> [GIVEN ENTRIES]
....
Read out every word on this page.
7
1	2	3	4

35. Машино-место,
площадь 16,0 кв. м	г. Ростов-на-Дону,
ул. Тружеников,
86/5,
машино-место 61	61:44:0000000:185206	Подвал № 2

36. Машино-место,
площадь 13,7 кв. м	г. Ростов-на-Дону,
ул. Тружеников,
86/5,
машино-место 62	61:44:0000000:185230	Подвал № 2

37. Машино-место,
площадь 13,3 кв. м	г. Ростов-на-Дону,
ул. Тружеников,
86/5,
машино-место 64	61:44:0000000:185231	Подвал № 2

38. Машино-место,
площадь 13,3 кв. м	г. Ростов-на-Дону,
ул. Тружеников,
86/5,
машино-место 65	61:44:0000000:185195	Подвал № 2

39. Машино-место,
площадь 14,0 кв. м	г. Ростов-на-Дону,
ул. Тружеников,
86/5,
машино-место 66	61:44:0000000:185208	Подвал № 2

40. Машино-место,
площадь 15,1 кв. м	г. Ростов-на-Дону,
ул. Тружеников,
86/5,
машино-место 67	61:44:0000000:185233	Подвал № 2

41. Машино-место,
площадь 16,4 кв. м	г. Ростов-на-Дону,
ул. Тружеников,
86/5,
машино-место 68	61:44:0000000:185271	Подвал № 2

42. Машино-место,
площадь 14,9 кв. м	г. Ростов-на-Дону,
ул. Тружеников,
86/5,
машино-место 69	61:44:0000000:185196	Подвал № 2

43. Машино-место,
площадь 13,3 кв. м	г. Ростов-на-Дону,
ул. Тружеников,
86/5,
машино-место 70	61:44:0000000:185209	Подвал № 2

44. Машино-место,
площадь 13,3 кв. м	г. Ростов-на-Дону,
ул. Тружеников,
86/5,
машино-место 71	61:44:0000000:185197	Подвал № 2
....
> [WHAT NEEDS TO BE DONE]
Reproduce every line of the material above exactly.

> [RESPONSE FOR THIS EXERCISE]
Read out every word on this page.
7
1	2	3	4

35. Машино-место,
площадь 16,0 кв. м	г. Ростов-на-Дону,
ул. Тружеников,
86/5,
машино-место 61	61:44:0000000:185206	Подвал № 2

36. Машино-место,
площадь 13,7 кв. м	г. Ростов-на-Дону,
ул. Тружеников,
86/5,
машино-место 62	61:44:0000000:185230	Подвал № 2

37. Машино-место,
площадь 13,3 кв. м	г. Ростов-на-Дону,
ул. Тружеников,
86/5,
машино-место 64	61:44:0000000:185231	Подвал № 2

38. Машино-место,
площадь 13,3 кв. м	г. Ростов-на-Дону,
ул. Тружеников,
86/5,
машино-место 65	61:44:0000000:185195	Подвал № 2

39. Машино-место,
площадь 14,0 кв. м	г. Ростов-на-Дону,
ул. Тружеников,
86/5,
машино-место 66	61:44:0000000:185208	Подвал № 2

40. Машино-место,
площадь 15,1 кв. м	г. Ростов-на-Дону,
ул. Тружеников,
86/5,
машино-место 67	61:44:0000000:185233	Подвал № 2

41. Машино-место,
площадь 16,4 кв. м	г. Ростов-на-Дону,
ул. Тружеников,
86/5,
машино-место 68	61:44:0000000:185271	Подвал № 2

42. Машино-место,
площадь 14,9 кв. м	г. Ростов-на-Дону,
ул. Тружеников,
86/5,
машино-место 69	61:44:0000000:185196	Подвал № 2

43. Машино-место,
площадь 13,3 кв. м	г. Ростов-на-Дону,
ул. Тружеников,
86/5,
машино-место 70	61:44:0000000:185209	Подвал № 2

44. Машино-место,
площадь 13,3 кв. м	г. Ростов-на-Дону,
ул. Тружеников,
86/5,
машино-место 71	61:44:0000000:185197	Подвал № 2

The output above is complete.